# start of Given records

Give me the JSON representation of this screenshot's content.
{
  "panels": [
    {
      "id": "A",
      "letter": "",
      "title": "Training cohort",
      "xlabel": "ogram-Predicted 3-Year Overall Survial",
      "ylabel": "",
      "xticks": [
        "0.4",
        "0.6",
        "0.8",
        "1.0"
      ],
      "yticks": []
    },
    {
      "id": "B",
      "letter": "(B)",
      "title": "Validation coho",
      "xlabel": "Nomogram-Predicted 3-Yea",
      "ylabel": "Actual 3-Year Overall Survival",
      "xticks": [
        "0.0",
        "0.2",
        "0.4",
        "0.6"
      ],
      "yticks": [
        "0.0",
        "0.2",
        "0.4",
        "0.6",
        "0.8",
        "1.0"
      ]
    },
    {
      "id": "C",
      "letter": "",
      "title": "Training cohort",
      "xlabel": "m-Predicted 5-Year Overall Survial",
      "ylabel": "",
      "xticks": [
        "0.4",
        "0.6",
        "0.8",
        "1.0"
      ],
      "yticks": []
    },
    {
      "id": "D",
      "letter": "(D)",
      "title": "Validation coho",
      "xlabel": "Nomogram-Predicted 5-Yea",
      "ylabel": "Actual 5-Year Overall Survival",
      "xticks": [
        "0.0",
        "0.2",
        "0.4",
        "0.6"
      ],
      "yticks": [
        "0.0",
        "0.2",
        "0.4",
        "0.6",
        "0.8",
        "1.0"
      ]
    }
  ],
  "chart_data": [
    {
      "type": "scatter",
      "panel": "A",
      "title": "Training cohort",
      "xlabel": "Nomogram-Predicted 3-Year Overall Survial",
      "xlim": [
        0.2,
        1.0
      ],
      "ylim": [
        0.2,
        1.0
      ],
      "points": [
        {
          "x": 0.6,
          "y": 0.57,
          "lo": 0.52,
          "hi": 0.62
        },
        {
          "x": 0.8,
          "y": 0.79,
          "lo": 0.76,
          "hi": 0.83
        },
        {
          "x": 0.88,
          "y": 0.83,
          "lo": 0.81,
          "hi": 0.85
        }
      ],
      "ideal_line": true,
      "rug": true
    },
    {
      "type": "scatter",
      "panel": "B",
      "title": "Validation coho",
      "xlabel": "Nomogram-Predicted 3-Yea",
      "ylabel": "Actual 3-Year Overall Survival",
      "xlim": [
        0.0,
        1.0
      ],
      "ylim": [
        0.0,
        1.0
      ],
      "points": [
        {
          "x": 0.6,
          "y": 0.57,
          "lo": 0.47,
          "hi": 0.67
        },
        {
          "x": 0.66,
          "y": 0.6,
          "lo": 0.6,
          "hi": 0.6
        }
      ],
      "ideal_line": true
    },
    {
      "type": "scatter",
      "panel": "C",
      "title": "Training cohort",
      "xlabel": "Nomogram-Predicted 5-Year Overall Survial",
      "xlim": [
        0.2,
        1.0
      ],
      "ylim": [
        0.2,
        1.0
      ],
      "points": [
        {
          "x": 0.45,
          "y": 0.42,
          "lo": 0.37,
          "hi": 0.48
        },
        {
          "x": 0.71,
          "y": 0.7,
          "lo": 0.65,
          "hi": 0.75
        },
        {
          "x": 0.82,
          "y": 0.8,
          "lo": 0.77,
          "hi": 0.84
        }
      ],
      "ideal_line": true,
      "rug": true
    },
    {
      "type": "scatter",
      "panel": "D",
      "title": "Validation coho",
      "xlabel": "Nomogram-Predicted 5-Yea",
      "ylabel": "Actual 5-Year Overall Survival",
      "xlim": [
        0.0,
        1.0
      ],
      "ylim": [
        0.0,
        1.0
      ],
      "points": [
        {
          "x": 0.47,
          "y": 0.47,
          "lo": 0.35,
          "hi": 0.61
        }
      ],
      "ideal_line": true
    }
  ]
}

# end of Given records

● **Task instructions**:
Write the data out again in full and exactly.

● **Worked answer**:
Give me the JSON representation of this screenshot's content.
{
  "panels": [
    {
      "id": "A",
      "letter": "",
      "title": "Training cohort",
      "xlabel": "ogram-Predicted 3-Year Overall Survial",
      "ylabel": "",
      "xticks": [
        "0.4",
        "0.6",
        "0.8",
        "1.0"
      ],
      "yticks": []
    },
    {
      "id": "B",
      "letter": "(B)",
      "title": "Validation coho",
      "xlabel": "Nomogram-Predicted 3-Yea",
      "ylabel": "Actual 3-Year Overall Survival",
      "xticks": [
        "0.0",
        "0.2",
        "0.4",
        "0.6"
      ],
      "yticks": [
        "0.0",
        "0.2",
        "0.4",
        "0.6",
        "0.8",
        "1.0"
      ]
    },
    {
      "id": "C",
      "letter": "",
      "title": "Training cohort",
      "xlabel": "m-Predicted 5-Year Overall Survial",
      "ylabel": "",
      "xticks": [
        "0.4",
        "0.6",
        "0.8",
        "1.0"
      ],
      "yticks": []
    },
    {
      "id": "D",
      "letter": "(D)",
      "title": "Validation coho",
      "xlabel": "Nomogram-Predicted 5-Yea",
      "ylabel": "Actual 5-Year Overall Survival",
      "xticks": [
        "0.0",
        "0.2",
        "0.4",
        "0.6"
      ],
      "yticks": [
        "0.0",
        "0.2",
        "0.4",
        "0.6",
        "0.8",
        "1.0"
      ]
    }
  ],
  "chart_data": [
    {
      "type": "scatter",
      "panel": "A",
      "title": "Training cohort",
      "xlabel": "Nomogram-Predicted 3-Year Overall Survial",
      "xlim": [
        0.2,
        1.0
      ],
      "ylim": [
        0.2,
        1.0
      ],
      "points": [
        {
          "x": 0.6,
          "y": 0.57,
          "lo": 0.52,
          "hi": 0.62
        },
        {
          "x": 0.8,
          "y": 0.79,
          "lo": 0.76,
          "hi": 0.83
        },
        {
          "x": 0.88,
          "y": 0.83,
          "lo": 0.81,
          "hi": 0.85
        }
      ],
      "ideal_line": true,
      "rug": true
    },
    {
      "type": "scatter",
      "panel": "B",
      "title": "Validation coho",
      "xlabel": "Nomogram-Predicted 3-Yea",
      "ylabel": "Actual 3-Year Overall Survival",
      "xlim": [
        0.0,
        1.0
      ],
      "ylim": [
        0.0,
        1.0
      ],
      "points": [
        {
          "x": 0.6,
          "y": 0.57,
          "lo": 0.47,
          "hi": 0.67
        },
        {
          "x": 0.66,
          "y": 0.6,
          "lo": 0.6,
          "hi": 0.6
        }
      ],
      "ideal_line": true
    },
    {
      "type": "scatter",
      "panel": "C",
      "title": "Training cohort",
      "xlabel": "Nomogram-Predicted 5-Year Overall Survial",
      "xlim": [
        0.2,
        1.0
      ],
      "ylim": [
        0.2,
        1.0
      ],
      "points": [
        {
          "x": 0.45,
          "y": 0.42,
          "lo": 0.37,
          "hi": 0.48
        },
        {
          "x": 0.71,
          "y": 0.7,
          "lo": 0.65,
          "hi": 0.75
        },
        {
          "x": 0.82,
          "y": 0.8,
          "lo": 0.77,
          "hi": 0.84
        }
      ],
      "ideal_line": true,
      "rug": true
    },
    {
      "type": "scatter",
      "panel": "D",
      "title": "Validation coho",
      "xlabel": "Nomogram-Predicted 5-Yea",
      "ylabel": "Actual 5-Year Overall Survival",
      "xlim": [
        0.0,
        1.0
      ],
      "ylim": [
        0.0,
        1.0
      ],
      "points": [
        {
          "x": 0.47,
          "y": 0.47,
          "lo": 0.35,
          "hi": 0.61
        }
      ],
      "ideal_line": true
    }
  ]
}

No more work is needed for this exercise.